### Exercise requirements
Search the entries for the word "title" and pull out each line that has it.

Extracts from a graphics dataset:
++++++++

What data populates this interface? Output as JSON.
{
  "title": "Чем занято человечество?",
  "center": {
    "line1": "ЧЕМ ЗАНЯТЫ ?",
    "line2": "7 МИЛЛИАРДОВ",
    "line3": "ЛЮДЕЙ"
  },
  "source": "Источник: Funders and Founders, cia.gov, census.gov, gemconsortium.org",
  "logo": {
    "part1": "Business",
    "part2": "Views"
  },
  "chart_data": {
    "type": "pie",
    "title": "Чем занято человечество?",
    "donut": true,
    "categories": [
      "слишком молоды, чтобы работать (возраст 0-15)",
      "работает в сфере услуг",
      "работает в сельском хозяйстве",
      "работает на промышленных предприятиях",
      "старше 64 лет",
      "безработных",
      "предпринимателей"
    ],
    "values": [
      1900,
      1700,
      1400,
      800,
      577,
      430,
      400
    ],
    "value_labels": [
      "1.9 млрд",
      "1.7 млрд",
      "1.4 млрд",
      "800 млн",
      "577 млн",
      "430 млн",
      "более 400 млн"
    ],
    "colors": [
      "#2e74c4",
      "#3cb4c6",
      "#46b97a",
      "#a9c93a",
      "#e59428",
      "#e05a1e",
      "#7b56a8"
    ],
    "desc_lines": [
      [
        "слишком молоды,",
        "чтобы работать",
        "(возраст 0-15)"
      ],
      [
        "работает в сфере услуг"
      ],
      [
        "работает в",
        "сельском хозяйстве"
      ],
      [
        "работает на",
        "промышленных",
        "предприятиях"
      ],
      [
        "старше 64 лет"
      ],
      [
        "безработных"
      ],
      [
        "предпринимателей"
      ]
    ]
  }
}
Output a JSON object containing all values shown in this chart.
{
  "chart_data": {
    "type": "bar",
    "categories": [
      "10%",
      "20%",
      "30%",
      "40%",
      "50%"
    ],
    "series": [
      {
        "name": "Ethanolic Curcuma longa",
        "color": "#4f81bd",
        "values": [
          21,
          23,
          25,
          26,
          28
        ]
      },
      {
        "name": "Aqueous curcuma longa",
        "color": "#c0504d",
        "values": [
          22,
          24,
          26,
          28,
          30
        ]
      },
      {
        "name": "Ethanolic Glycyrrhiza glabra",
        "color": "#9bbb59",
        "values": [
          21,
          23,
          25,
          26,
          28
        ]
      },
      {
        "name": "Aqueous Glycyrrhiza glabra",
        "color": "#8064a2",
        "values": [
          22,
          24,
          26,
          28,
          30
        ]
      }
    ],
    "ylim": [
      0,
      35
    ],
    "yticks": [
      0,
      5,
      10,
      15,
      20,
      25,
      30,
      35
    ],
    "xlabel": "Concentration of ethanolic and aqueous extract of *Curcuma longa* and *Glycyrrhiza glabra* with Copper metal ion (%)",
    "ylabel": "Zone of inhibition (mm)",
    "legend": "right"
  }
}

++++++++

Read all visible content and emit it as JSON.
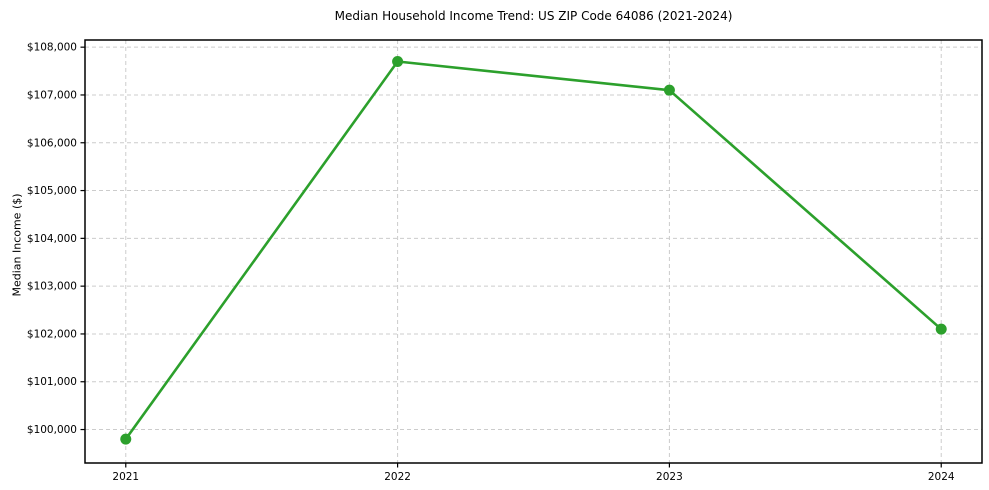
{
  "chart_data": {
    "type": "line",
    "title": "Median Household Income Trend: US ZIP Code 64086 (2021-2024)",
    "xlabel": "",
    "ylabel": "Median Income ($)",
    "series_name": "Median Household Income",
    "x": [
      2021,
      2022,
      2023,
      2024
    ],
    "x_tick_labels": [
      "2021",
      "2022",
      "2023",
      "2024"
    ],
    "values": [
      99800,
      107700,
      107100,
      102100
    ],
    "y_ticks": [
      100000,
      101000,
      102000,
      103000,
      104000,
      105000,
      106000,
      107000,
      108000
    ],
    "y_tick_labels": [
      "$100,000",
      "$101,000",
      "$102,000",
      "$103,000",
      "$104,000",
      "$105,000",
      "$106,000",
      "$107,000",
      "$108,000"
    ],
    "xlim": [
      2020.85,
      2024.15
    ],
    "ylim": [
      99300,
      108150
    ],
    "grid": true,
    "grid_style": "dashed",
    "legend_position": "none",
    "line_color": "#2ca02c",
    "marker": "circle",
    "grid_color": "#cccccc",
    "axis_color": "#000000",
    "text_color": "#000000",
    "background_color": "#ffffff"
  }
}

++++++++

### Task response
  "title": "Чем занято человечество?",
    "title": "Чем занято человечество?",
    "title": "Median Household Income Trend: US ZIP Code 64086 (2021-2024)",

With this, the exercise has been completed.